* Work to be completed:
Please pull out every line that includes the string "ellipsoid".

* Data in this exercise:
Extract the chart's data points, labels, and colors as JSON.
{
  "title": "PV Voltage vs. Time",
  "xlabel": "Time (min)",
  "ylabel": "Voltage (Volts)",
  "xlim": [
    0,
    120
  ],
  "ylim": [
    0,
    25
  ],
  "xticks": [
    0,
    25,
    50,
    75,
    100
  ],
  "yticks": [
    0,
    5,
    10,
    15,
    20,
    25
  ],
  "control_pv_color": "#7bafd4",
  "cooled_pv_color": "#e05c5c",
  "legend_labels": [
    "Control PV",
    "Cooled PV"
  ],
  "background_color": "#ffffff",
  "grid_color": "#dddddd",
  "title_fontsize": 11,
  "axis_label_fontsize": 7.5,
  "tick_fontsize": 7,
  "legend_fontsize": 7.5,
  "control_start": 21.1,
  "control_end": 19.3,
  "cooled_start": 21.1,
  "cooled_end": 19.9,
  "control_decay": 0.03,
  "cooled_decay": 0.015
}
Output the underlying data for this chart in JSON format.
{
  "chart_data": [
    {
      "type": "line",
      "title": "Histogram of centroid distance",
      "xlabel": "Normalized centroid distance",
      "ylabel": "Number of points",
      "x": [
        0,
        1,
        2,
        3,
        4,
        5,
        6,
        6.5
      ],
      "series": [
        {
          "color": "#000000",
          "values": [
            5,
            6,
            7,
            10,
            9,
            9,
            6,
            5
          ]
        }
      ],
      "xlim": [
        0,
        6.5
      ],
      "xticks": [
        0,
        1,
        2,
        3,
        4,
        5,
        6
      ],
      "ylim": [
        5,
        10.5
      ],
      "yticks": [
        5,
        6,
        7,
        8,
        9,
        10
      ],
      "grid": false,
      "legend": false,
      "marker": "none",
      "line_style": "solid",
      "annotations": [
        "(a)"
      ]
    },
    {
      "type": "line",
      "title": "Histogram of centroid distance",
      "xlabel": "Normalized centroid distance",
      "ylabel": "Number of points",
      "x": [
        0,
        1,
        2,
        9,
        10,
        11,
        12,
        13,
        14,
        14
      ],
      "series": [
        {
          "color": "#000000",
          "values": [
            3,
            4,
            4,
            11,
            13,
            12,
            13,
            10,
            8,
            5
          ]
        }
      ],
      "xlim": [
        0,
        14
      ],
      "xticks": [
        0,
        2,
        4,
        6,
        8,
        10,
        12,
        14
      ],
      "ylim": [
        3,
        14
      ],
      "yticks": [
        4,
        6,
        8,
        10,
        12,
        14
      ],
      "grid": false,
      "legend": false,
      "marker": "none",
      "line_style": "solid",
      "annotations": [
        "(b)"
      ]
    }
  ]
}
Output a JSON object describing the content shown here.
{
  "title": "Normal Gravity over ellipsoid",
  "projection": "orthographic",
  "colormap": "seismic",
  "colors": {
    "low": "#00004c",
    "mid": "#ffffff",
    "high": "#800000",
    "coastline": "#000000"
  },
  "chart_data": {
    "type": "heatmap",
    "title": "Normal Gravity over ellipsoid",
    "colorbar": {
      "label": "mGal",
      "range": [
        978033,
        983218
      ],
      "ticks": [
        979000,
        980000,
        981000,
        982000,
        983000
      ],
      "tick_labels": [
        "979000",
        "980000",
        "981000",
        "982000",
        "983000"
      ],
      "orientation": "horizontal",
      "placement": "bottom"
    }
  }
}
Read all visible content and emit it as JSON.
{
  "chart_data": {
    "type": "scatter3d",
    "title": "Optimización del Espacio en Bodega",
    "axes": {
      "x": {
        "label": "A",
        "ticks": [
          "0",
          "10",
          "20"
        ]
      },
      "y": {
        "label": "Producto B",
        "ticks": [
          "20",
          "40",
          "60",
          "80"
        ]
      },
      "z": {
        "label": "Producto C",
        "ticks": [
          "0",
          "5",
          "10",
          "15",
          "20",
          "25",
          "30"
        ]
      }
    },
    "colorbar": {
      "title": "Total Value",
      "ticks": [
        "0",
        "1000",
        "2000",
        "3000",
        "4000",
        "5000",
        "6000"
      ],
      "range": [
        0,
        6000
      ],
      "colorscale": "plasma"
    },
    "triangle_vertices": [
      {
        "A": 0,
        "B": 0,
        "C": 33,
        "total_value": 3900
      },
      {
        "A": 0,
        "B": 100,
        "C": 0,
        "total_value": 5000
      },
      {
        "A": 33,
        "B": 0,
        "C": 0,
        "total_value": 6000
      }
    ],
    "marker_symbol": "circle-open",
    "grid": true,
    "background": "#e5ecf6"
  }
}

* Result:
  "title": "Normal Gravity over ellipsoid",
    "title": "Normal Gravity over ellipsoid",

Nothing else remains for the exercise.